### [GOAL OF THE EXERCISE]
Can you copy out the data exactly? Leave the images out.

********************

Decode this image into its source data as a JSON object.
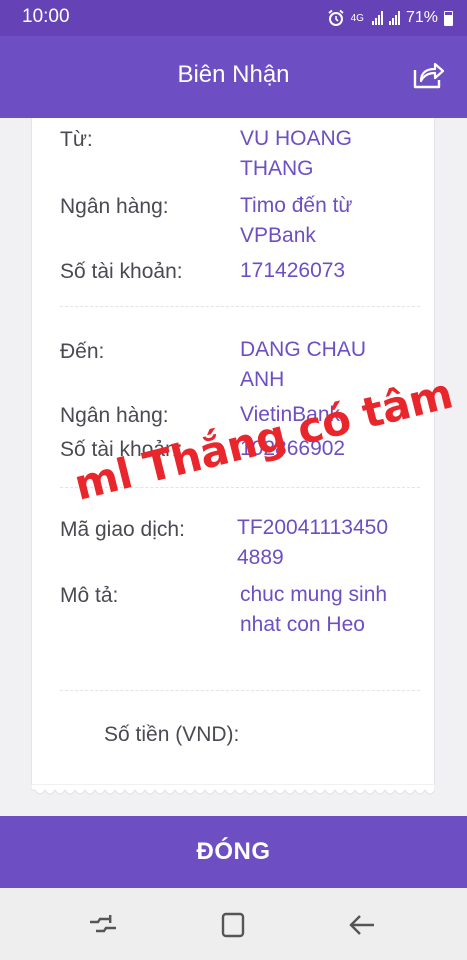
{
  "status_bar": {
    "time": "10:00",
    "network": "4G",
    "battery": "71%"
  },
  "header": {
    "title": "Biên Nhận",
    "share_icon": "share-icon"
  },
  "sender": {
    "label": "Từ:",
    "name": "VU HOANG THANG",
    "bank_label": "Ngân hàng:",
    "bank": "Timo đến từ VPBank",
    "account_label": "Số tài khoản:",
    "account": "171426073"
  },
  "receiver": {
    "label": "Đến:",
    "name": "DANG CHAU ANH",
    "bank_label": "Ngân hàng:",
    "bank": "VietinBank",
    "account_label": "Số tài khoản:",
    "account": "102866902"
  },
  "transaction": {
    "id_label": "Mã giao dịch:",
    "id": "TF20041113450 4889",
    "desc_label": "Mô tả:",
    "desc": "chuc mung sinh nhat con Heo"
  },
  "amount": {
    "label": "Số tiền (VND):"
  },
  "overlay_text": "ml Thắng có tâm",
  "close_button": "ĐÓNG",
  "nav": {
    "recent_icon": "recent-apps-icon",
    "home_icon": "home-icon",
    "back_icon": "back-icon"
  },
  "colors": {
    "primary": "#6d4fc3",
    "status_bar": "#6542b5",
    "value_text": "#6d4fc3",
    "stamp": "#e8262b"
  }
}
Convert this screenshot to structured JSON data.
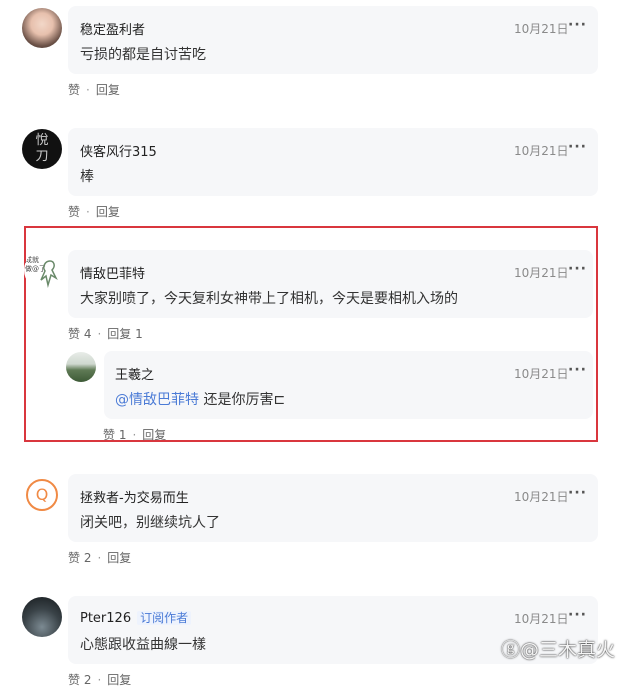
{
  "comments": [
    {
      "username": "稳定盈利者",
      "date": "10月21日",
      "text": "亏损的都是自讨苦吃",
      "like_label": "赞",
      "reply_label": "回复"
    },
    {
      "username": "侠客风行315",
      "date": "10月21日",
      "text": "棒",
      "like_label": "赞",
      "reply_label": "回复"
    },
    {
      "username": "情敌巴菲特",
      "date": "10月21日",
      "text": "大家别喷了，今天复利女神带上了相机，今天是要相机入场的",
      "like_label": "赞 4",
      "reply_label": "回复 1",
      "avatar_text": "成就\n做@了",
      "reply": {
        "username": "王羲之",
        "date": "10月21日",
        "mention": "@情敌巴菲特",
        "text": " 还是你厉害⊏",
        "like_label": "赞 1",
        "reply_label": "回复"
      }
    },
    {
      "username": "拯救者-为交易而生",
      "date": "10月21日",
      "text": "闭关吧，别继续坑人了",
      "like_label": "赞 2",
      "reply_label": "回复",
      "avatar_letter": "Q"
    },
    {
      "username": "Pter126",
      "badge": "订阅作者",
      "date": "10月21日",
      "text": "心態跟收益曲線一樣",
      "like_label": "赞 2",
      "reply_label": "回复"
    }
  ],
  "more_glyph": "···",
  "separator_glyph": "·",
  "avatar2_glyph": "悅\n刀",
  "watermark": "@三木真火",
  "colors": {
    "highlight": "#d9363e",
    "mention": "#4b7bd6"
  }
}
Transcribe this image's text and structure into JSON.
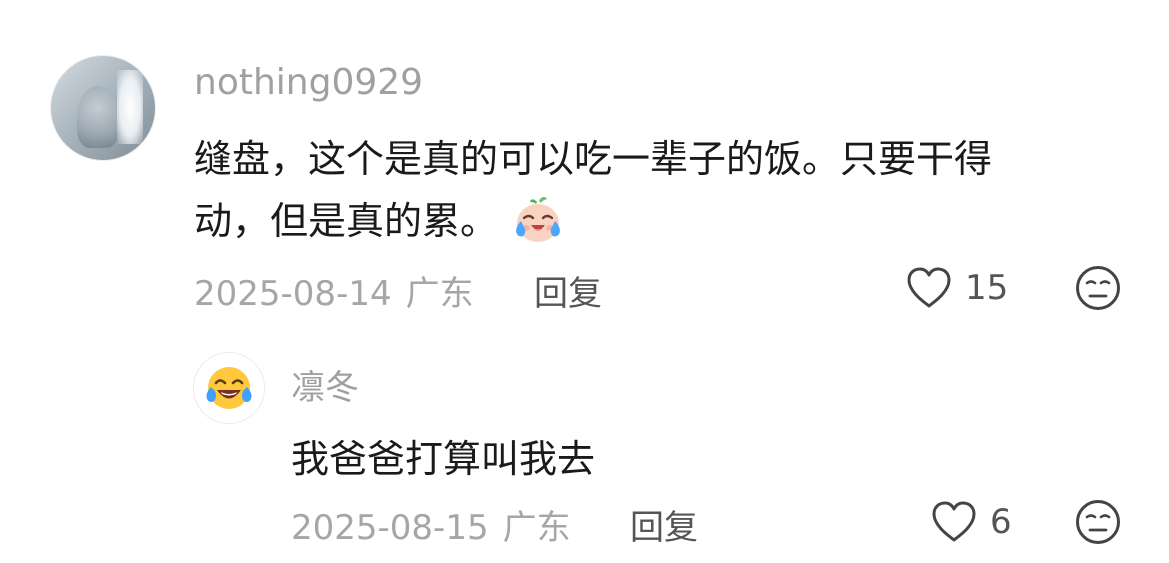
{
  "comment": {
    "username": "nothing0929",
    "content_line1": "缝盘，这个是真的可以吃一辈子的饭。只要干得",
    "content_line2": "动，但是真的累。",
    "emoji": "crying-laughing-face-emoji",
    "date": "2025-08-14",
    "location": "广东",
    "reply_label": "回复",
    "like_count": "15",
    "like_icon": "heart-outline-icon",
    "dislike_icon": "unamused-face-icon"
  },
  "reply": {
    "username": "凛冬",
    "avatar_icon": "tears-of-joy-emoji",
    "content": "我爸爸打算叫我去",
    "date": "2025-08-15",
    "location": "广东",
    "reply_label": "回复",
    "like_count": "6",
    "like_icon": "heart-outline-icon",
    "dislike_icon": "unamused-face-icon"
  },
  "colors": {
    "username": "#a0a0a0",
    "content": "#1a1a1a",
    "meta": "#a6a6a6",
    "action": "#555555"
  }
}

********************

### [RESULT]
Decode this image into its source data as a JSON object.
{
  "status_bar": {
    "time": "10:00",
    "network": "4G",
    "battery": "71%"
  },
  "header": {
    "title": "Biên Nhận",
    "share_icon": "share-icon"
  },
  "sender": {
    "label": "Từ:",
    "name": "VU HOANG THANG",
    "bank_label": "Ngân hàng:",
    "bank": "Timo đến từ VPBank",
    "account_label": "Số tài khoản:",
    "account": "171426073"
  },
  "receiver": {
    "label": "Đến:",
    "name": "DANG CHAU ANH",
    "bank_label": "Ngân hàng:",
    "bank": "VietinBank",
    "account_label": "Số tài khoản:",
    "account": "102866902"
  },
  "transaction": {
    "id_label": "Mã giao dịch:",
    "id": "TF20041113450 4889",
    "desc_label": "Mô tả:",
    "desc": "chuc mung sinh nhat con Heo"
  },
  "amount": {
    "label": "Số tiền (VND):"
  },
  "overlay_text": "ml Thắng có tâm",
  "close_button": "ĐÓNG",
  "nav": {
    "recent_icon": "recent-apps-icon",
    "home_icon": "home-icon",
    "back_icon": "back-icon"
  },
  "colors": {
    "primary": "#6d4fc3",
    "status_bar": "#6542b5",
    "value_text": "#6d4fc3",
    "stamp": "#e8262b"
  }
}
Convert this screenshot to structured JSON data.
{
  "comments": [
    {
      "username": "稳定盈利者",
      "date": "10月21日",
      "text": "亏损的都是自讨苦吃",
      "like_label": "赞",
      "reply_label": "回复"
    },
    {
      "username": "侠客风行315",
      "date": "10月21日",
      "text": "棒",
      "like_label": "赞",
      "reply_label": "回复"
    },
    {
      "username": "情敌巴菲特",
      "date": "10月21日",
      "text": "大家别喷了，今天复利女神带上了相机，今天是要相机入场的",
      "like_label": "赞 4",
      "reply_label": "回复 1",
      "avatar_text": "成就\n做@了",
      "reply": {
        "username": "王羲之",
        "date": "10月21日",
        "mention": "@情敌巴菲特",
        "text": " 还是你厉害⊏",
        "like_label": "赞 1",
        "reply_label": "回复"
      }
    },
    {
      "username": "拯救者-为交易而生",
      "date": "10月21日",
      "text": "闭关吧，别继续坑人了",
      "like_label": "赞 2",
      "reply_label": "回复",
      "avatar_letter": "Q"
    },
    {
      "username": "Pter126",
      "badge": "订阅作者",
      "date": "10月21日",
      "text": "心態跟收益曲線一樣",
      "like_label": "赞 2",
      "reply_label": "回复"
    }
  ],
  "more_glyph": "···",
  "separator_glyph": "·",
  "avatar2_glyph": "悅\n刀",
  "watermark": "@三木真火",
  "colors": {
    "highlight": "#d9363e",
    "mention": "#4b7bd6"
  }
}
Transcribe this image's text and structure into JSON.
{
  "comment": {
    "username": "nothing0929",
    "content_line1": "缝盘，这个是真的可以吃一辈子的饭。只要干得",
    "content_line2": "动，但是真的累。",
    "emoji": "crying-laughing-face-emoji",
    "date": "2025-08-14",
    "location": "广东",
    "reply_label": "回复",
    "like_count": "15",
    "like_icon": "heart-outline-icon",
    "dislike_icon": "unamused-face-icon"
  },
  "reply": {
    "username": "凛冬",
    "avatar_icon": "tears-of-joy-emoji",
    "content": "我爸爸打算叫我去",
    "date": "2025-08-15",
    "location": "广东",
    "reply_label": "回复",
    "like_count": "6",
    "like_icon": "heart-outline-icon",
    "dislike_icon": "unamused-face-icon"
  },
  "colors": {
    "username": "#a0a0a0",
    "content": "#1a1a1a",
    "meta": "#a6a6a6",
    "action": "#555555"
  }
}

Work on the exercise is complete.